[Given task]: Identify and pull out each line of the entries in which "time" occurs.

(Data entries)
┏━━
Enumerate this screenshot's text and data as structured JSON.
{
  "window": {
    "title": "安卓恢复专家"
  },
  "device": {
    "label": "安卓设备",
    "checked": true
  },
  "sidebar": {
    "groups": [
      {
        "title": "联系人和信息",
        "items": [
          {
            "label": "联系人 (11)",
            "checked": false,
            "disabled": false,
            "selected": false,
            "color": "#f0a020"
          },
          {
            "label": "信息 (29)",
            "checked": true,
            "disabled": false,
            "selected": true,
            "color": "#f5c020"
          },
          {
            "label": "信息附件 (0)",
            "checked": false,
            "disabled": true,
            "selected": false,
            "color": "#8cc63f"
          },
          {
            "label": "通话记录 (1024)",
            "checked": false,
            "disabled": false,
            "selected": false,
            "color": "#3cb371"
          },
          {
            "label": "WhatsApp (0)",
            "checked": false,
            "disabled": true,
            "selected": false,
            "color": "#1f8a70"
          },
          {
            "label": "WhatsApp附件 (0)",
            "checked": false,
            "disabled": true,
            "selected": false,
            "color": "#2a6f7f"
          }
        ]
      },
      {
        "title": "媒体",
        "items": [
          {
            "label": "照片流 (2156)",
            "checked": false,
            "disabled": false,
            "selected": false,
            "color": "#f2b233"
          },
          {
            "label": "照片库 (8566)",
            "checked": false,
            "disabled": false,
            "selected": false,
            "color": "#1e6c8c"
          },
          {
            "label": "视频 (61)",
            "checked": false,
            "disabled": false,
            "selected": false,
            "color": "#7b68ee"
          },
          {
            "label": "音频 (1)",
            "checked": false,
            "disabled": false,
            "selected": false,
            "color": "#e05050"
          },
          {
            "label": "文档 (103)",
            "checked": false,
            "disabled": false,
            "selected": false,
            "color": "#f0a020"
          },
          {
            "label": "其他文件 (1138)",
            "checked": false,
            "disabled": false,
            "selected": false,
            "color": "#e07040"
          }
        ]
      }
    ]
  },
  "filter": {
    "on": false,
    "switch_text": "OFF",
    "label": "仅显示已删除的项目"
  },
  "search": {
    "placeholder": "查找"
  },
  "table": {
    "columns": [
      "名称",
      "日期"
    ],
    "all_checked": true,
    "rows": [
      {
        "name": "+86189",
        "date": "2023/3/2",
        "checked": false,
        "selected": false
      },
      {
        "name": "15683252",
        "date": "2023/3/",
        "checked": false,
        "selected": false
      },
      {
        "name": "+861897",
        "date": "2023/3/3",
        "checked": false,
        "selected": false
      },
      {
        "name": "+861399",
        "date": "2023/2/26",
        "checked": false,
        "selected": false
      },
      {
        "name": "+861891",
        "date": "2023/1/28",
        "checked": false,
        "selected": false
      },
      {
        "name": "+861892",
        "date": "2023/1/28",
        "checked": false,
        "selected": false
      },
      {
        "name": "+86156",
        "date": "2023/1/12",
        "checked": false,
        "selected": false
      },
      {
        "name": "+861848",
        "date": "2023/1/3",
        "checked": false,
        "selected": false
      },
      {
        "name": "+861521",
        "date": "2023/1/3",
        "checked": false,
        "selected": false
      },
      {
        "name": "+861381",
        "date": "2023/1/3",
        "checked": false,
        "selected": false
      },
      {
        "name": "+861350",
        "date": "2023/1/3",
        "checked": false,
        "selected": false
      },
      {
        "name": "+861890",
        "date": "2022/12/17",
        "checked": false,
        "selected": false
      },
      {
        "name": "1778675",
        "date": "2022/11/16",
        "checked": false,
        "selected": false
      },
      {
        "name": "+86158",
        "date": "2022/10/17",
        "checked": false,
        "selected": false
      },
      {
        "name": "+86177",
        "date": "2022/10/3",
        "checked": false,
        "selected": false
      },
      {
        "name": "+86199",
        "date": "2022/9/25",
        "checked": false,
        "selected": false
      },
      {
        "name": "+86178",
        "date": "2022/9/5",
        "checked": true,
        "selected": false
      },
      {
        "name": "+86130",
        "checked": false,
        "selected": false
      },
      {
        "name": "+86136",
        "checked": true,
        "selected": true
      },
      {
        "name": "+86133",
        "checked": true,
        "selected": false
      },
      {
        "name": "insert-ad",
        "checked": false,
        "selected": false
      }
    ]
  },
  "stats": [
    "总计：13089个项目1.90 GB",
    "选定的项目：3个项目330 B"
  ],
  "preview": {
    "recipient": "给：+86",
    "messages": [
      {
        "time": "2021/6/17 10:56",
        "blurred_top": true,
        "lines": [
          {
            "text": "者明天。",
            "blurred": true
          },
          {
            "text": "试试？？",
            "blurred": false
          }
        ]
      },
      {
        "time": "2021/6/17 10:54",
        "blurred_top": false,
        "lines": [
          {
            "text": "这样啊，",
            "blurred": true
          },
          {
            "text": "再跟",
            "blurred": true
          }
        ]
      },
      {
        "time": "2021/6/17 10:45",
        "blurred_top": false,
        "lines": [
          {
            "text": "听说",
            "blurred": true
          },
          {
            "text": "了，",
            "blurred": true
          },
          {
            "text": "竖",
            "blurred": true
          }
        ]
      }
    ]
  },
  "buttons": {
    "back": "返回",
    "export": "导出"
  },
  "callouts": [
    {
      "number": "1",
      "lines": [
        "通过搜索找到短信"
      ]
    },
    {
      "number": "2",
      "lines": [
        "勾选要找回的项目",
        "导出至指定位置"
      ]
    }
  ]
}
┗━━
[Exercise solution]:
        "time": "2021/6/17 10:56",
        "time": "2021/6/17 10:54",
        "time": "2021/6/17 10:45",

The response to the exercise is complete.